_Requirement 1:_ In the report on Sony's planned stablecoin below, which blockchain will the stablecoin run on?
_Requirement 2:_ Carry on the report on Sony's planned stablecoin, picking up after its final sentence.

_Excerpted passage:_
-- Opening Marker --

According to a recent report from Japanese business source Nikkei, Sony is preparing to launch its own US dollar-based stablecoin for use in various platforms, potentially including gaming (PlayStation), music (Sony Music) and anime (Crunchyroll).
The business will be run by Sony Bank, which has applied for a US stablecoin license through its fully-owned US subsidiary Connectia Trust, which ensures its stablecoin will be fully regulated and backed with US dollar reserves such as cash and treasury bonds.
The stablecoin will run on Sony’s Ethereum L2 Soneium blockchain, providing very fast and very cheap transactions.
Sony is also working with stablecoin issuing company Bastion to handle liquidity management, minting and burning, and compliance issues such as anti-money laundering. The Sony Innovation Fund invested in Bastion’s recent $15 million funding round, alongside Coinbase Ventures, a16z crypto, Samsung Next and Hashed.
Bastion currently handles $410 million in monthly transaction volume across Ethereum, Base and Solana.

-- Closing Marker --

_Data to examine:_
-- Opening Marker --

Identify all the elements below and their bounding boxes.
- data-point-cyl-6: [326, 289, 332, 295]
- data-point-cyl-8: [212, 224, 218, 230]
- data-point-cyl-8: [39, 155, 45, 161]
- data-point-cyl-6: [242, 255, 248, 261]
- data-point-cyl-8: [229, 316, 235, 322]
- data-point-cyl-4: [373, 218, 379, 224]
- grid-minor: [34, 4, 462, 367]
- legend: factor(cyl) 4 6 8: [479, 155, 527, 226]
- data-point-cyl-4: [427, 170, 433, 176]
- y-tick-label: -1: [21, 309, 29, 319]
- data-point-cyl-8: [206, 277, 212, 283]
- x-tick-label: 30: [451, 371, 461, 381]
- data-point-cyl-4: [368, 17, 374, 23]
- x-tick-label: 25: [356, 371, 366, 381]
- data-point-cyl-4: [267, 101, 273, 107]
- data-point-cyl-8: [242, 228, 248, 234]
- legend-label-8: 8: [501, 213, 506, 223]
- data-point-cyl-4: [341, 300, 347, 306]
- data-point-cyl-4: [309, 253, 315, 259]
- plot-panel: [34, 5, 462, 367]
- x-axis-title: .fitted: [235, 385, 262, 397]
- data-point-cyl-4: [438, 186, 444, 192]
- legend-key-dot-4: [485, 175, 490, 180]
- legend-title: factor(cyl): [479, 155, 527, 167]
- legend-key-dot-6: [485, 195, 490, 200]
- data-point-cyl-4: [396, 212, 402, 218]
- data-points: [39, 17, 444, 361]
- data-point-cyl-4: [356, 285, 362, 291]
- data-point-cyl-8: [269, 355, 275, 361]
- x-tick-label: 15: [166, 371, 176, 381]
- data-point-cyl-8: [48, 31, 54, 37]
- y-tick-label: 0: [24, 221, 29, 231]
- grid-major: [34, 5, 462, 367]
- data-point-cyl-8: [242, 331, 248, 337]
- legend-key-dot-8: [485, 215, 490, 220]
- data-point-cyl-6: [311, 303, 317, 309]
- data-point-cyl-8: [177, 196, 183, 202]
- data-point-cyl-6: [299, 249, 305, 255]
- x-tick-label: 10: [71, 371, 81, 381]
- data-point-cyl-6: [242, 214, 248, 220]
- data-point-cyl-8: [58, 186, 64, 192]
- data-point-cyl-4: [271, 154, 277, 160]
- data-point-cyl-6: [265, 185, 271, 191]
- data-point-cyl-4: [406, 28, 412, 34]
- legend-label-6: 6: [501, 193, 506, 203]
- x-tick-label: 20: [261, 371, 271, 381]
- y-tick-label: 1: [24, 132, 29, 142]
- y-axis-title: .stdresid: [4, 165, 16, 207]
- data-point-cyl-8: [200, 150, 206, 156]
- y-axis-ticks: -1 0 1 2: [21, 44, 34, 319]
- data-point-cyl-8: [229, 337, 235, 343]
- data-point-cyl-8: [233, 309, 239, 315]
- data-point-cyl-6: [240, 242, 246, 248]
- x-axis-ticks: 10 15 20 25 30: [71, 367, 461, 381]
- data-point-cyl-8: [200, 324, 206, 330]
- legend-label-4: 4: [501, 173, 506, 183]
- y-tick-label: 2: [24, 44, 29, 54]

-- Closing Marker --

_Reply 1:_ Sony's Ethereum L2 blockchain, Soneium.

_Reply 2:_
Users will likely have to be KYC’ed to create a wallet, and then would be able to buy Sony’s stablecoin via their debit or credit card and use it across all supported services.
There would also be the potential to use these stablecoins in DeFi apps to earn yield, although under the US Genius act, stablecoins can earn interest natively.
A key advantage for Sony in terms of having its own stablecoin would be the option to save the 1.5-2% of transaction fees that it currently pays to the likes of Visa and Mastercard.
It’s estimated that US gamers spend over $15 billion annually through PlayStation Network, suggesting Sony could save as much as $200 million in transaction fees, or $15 million for each $1 billion of payments it converts to stablecoins.